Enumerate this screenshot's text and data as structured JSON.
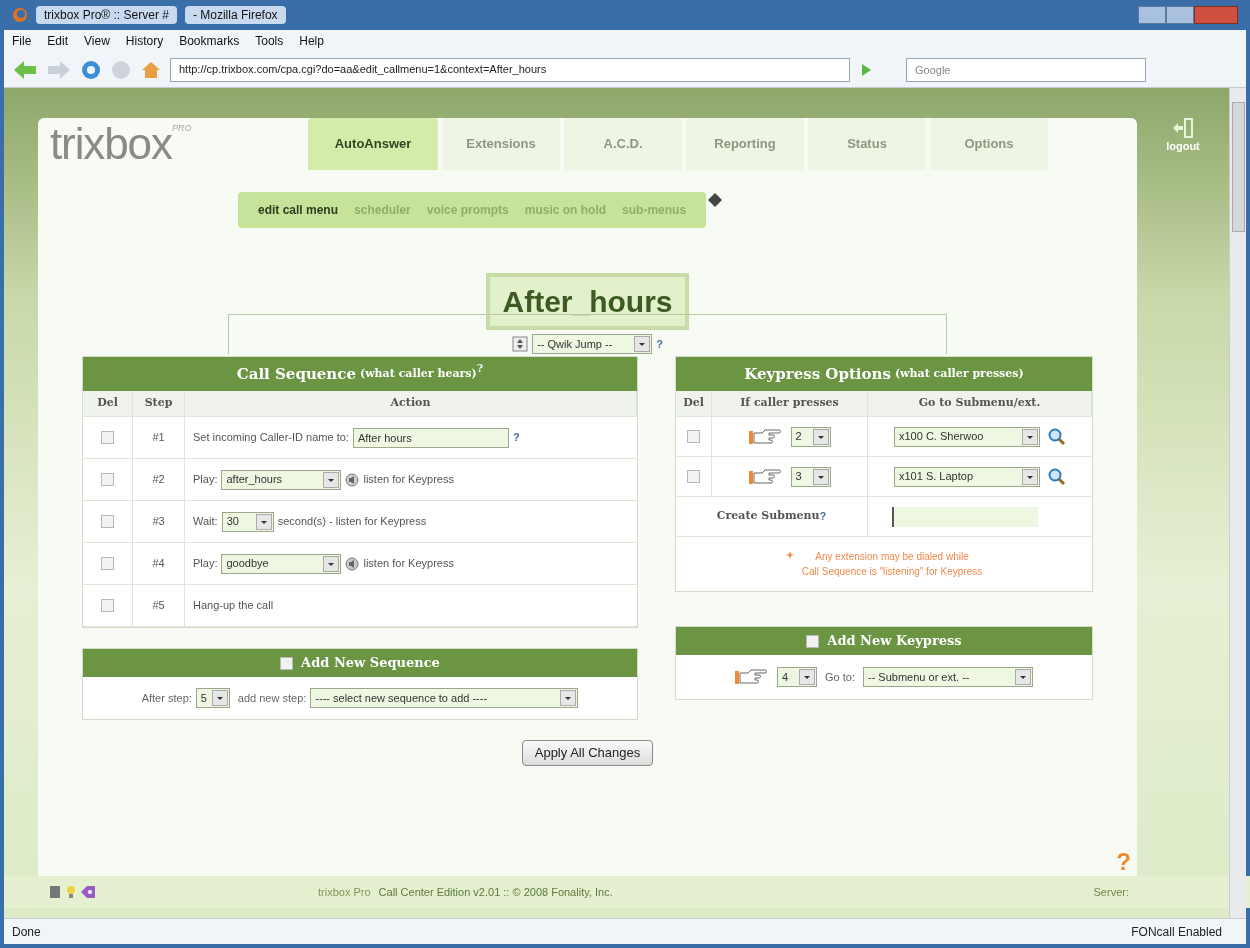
{
  "window": {
    "title": "trixbox Pro® :: Server #",
    "title_suffix": "- Mozilla Firefox"
  },
  "menu": [
    "File",
    "Edit",
    "View",
    "History",
    "Bookmarks",
    "Tools",
    "Help"
  ],
  "address": {
    "url": "http://cp.trixbox.com/cpa.cgi?do=aa&edit_callmenu=1&context=After_hours"
  },
  "search": {
    "placeholder": "Google"
  },
  "logo": {
    "text": "trixbox",
    "sup": "PRO"
  },
  "tabs": [
    {
      "label": "AutoAnswer",
      "selected": true
    },
    {
      "label": "Extensions",
      "selected": false
    },
    {
      "label": "A.C.D.",
      "selected": false
    },
    {
      "label": "Reporting",
      "selected": false
    },
    {
      "label": "Status",
      "selected": false
    },
    {
      "label": "Options",
      "selected": false
    }
  ],
  "logout": "logout",
  "subtabs": [
    {
      "label": "edit call menu",
      "selected": true
    },
    {
      "label": "scheduler",
      "selected": false
    },
    {
      "label": "voice prompts",
      "selected": false
    },
    {
      "label": "music on hold",
      "selected": false
    },
    {
      "label": "sub-menus",
      "selected": false
    }
  ],
  "menu_title": "After_hours",
  "quick_jump": {
    "value": "-- Qwik Jump --",
    "help": "?"
  },
  "call_sequence": {
    "title": "Call Sequence",
    "subtitle": "(what caller hears)",
    "help": "?",
    "columns": [
      "Del",
      "Step",
      "Action"
    ],
    "rows": [
      {
        "kind": "input",
        "checked": false,
        "step": "#1",
        "label": "Set incoming Caller-ID name to:",
        "caller_id": "After hours",
        "help": "?"
      },
      {
        "kind": "play",
        "checked": false,
        "step": "#2",
        "label": "Play:",
        "value": "after_hours",
        "suffix": "listen for Keypress"
      },
      {
        "kind": "wait",
        "checked": false,
        "step": "#3",
        "label": "Wait:",
        "value": "30",
        "suffix": "second(s) - listen for Keypress"
      },
      {
        "kind": "play",
        "checked": false,
        "step": "#4",
        "label": "Play:",
        "value": "goodbye",
        "suffix": "listen for Keypress"
      },
      {
        "kind": "text",
        "checked": false,
        "step": "#5",
        "label": "Hang-up the call"
      }
    ]
  },
  "keypress": {
    "title": "Keypress Options",
    "subtitle": "(what caller presses)",
    "columns": [
      "Del",
      "If caller presses",
      "Go to Submenu/ext."
    ],
    "rows": [
      {
        "checked": false,
        "key": "2",
        "target": "x100 C. Sherwoo"
      },
      {
        "checked": false,
        "key": "3",
        "target": "x101 S. Laptop"
      }
    ],
    "create_label": "Create Submenu",
    "create_help": "?",
    "note": [
      "Any extension may be dialed while",
      "Call Sequence is \"listening\" for Keypress"
    ]
  },
  "add_sequence": {
    "title": "Add New Sequence",
    "checked": false,
    "after_label": "After step:",
    "step": "5",
    "add_label": "add new step:",
    "select": "---- select new sequence to add ----"
  },
  "add_keypress": {
    "title": "Add New Keypress",
    "checked": false,
    "key": "4",
    "goto_label": "Go to:",
    "select": "-- Submenu or ext. --"
  },
  "apply": "Apply All Changes",
  "help_corner": "?",
  "footer": {
    "product": "trixbox Pro",
    "edition": "Call Center Edition v2.01 :: © 2008 Fonality, Inc.",
    "server": "Server:"
  },
  "status": {
    "text": "Done",
    "foncall": "FONcall Enabled"
  }
}
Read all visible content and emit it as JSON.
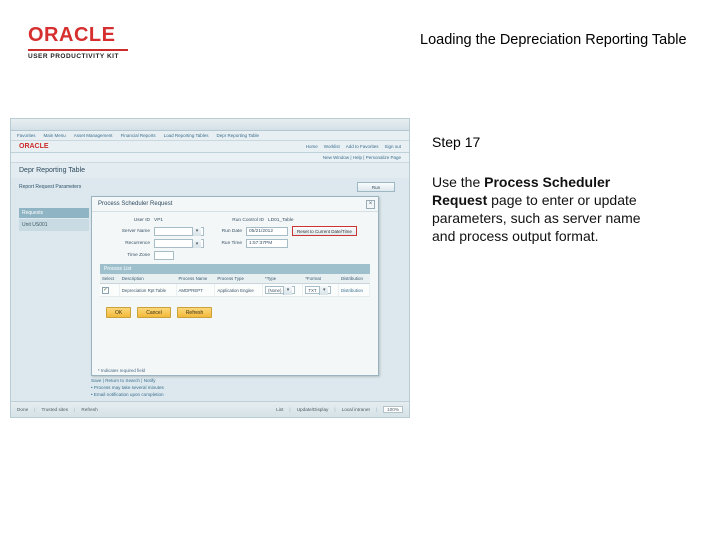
{
  "branding": {
    "oracle": "ORACLE",
    "upk": "USER PRODUCTIVITY KIT"
  },
  "title": "Loading the Depreciation Reporting Table",
  "step_label": "Step 17",
  "instruction": {
    "pre": "Use the ",
    "bold": "Process Scheduler Request",
    "post": " page to enter or update parameters, such as server name and process output format."
  },
  "screenshot": {
    "breadcrumb": [
      "Favorites",
      "Main Menu",
      "Asset Management",
      "Financial Reports",
      "Load Reporting Tables",
      "Depr Reporting Table"
    ],
    "oracle_mini": "ORACLE",
    "app_links": [
      "Home",
      "Worklist",
      "Add to Favorites",
      "Sign out"
    ],
    "util": "New Window | Help | Personalize Page",
    "page_header": "Depr Reporting Table",
    "label_report": "Report Request Parameters",
    "audit_btn": "Run",
    "sidebar": {
      "header": "Requests",
      "row": "Unit US001"
    },
    "dialog": {
      "title": "Process Scheduler Request",
      "close": "×",
      "fields": {
        "user_id_label": "User ID",
        "user_id_value": "VP1",
        "run_ctrl_label": "Run Control ID",
        "run_ctrl_value": "LD01_Table",
        "server_label": "Server Name",
        "server_value": "",
        "run_date_label": "Run Date",
        "run_date_value": "05/21/2012",
        "reset_btn": "Reset to Current Date/Time",
        "recurrence_label": "Recurrence",
        "recurrence_value": "",
        "run_time_label": "Run Time",
        "run_time_value": "1:57:37PM",
        "tz_label": "Time Zone",
        "tz_value": ""
      },
      "process_list": {
        "header": "Process List",
        "columns": [
          "Select",
          "Description",
          "Process Name",
          "Process Type",
          "*Type",
          "*Format",
          "Distribution"
        ],
        "row": {
          "checked": "✓",
          "description": "Depreciation Rpt Table",
          "process_name": "AMDPREPT",
          "process_type": "Application Engine",
          "type": "(None)",
          "format": "TXT",
          "distribution": "Distribution"
        }
      },
      "actions": {
        "ok": "OK",
        "cancel": "Cancel",
        "refresh": "Refresh"
      },
      "footnote": "* Indicates required field"
    },
    "after_dialog": {
      "line1": "Save  |  Return to Search  |  Notify",
      "line2": "• Process may take several minutes",
      "line3": "• Email notification upon completion"
    },
    "footer": {
      "left": [
        "Done",
        "Trusted sites",
        "Refresh"
      ],
      "right_items": [
        "List",
        "Update/Display"
      ],
      "internet": "Local intranet",
      "zoom": "100%"
    }
  }
}
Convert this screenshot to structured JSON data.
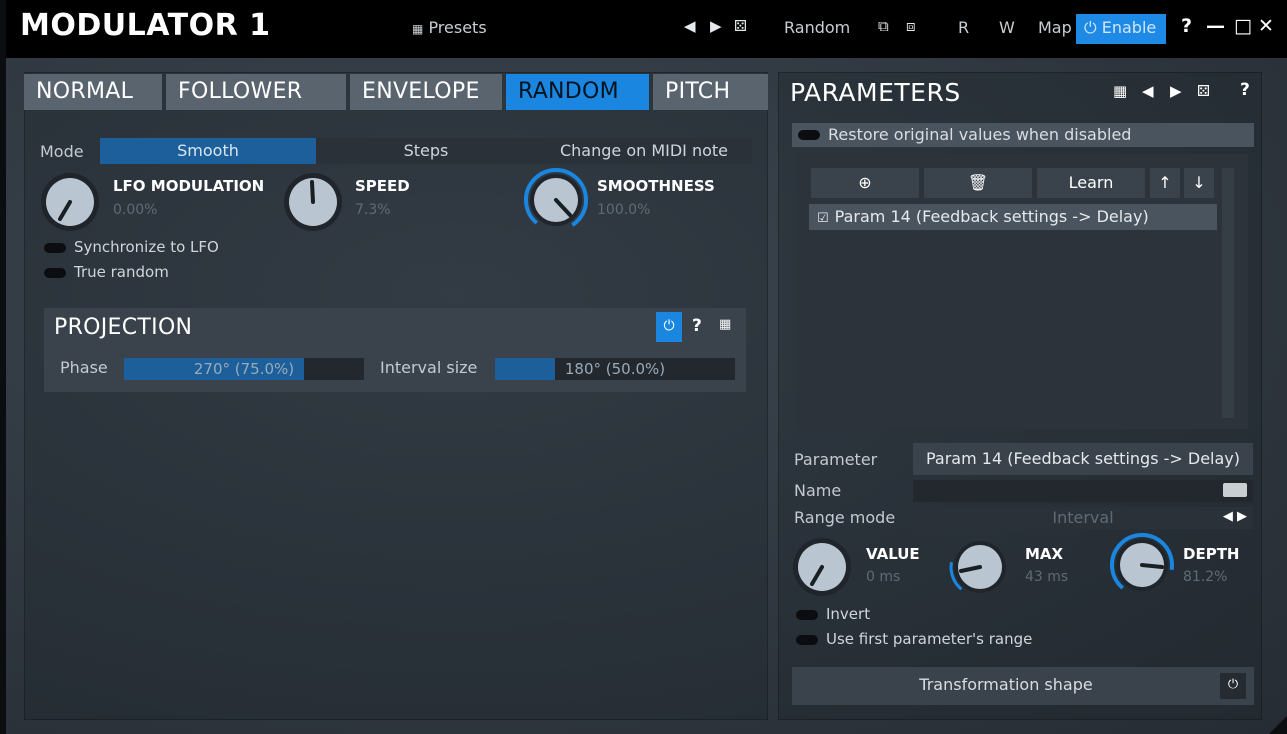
{
  "window": {
    "title": "MODULATOR 1",
    "presets_label": "Presets",
    "random_label": "Random",
    "r_label": "R",
    "w_label": "W",
    "map_label": "Map",
    "enable_label": "Enable",
    "help_label": "?",
    "accent_color": "#1b86e0"
  },
  "tabs": [
    {
      "label": "NORMAL"
    },
    {
      "label": "FOLLOWER"
    },
    {
      "label": "ENVELOPE"
    },
    {
      "label": "RANDOM",
      "active": true
    },
    {
      "label": "PITCH"
    }
  ],
  "random_panel": {
    "mode_label": "Mode",
    "mode_options": [
      "Smooth",
      "Steps",
      "Change on MIDI note"
    ],
    "mode_selected": "Smooth",
    "knobs": [
      {
        "title": "LFO MODULATION",
        "value": "0.00%"
      },
      {
        "title": "SPEED",
        "value": "7.3%"
      },
      {
        "title": "SMOOTHNESS",
        "value": "100.0%"
      }
    ],
    "toggles": [
      {
        "label": "Synchronize to LFO",
        "on": false
      },
      {
        "label": "True random",
        "on": false
      }
    ]
  },
  "projection": {
    "title": "PROJECTION",
    "help_label": "?",
    "phase_label": "Phase",
    "phase_value": "270° (75.0%)",
    "phase_fraction": 0.75,
    "interval_label": "Interval size",
    "interval_value": "180° (50.0%)",
    "interval_fraction": 0.25
  },
  "parameters": {
    "title": "PARAMETERS",
    "help_label": "?",
    "restore_label": "Restore original values when disabled",
    "learn_label": "Learn",
    "list_items": [
      {
        "label": "Param 14 (Feedback settings -> Delay)",
        "checked": true
      }
    ],
    "parameter_label": "Parameter",
    "parameter_value": "Param 14 (Feedback settings -> Delay)",
    "name_label": "Name",
    "name_value": "",
    "range_mode_label": "Range mode",
    "range_mode_value": "Interval",
    "knobs": [
      {
        "title": "VALUE",
        "value": "0 ms"
      },
      {
        "title": "MAX",
        "value": "43 ms"
      },
      {
        "title": "DEPTH",
        "value": "81.2%"
      }
    ],
    "toggles": [
      {
        "label": "Invert",
        "on": false
      },
      {
        "label": "Use first parameter's range",
        "on": false
      }
    ],
    "transformation_label": "Transformation shape"
  }
}
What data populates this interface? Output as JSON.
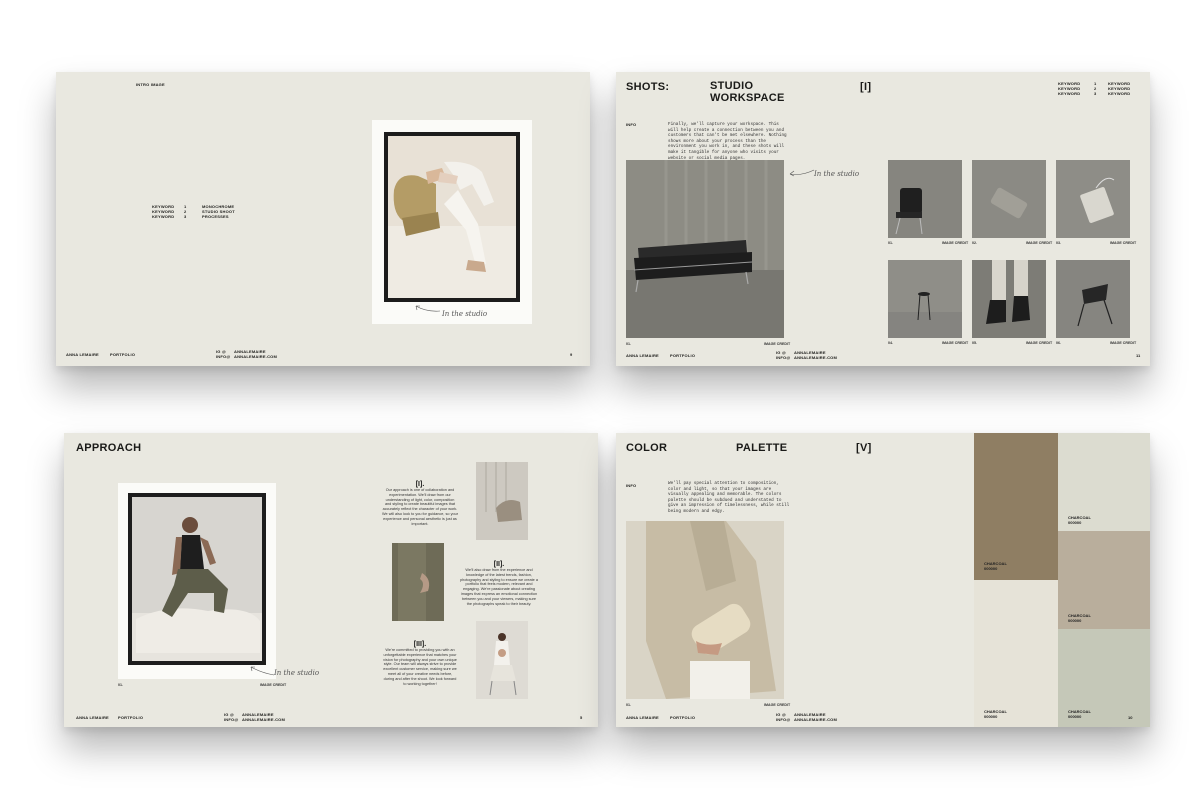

============

■ Description of the task ■
Look through the listing above and count the lines where the string "data" appears. Report the number only.

■ Complete answer ■
3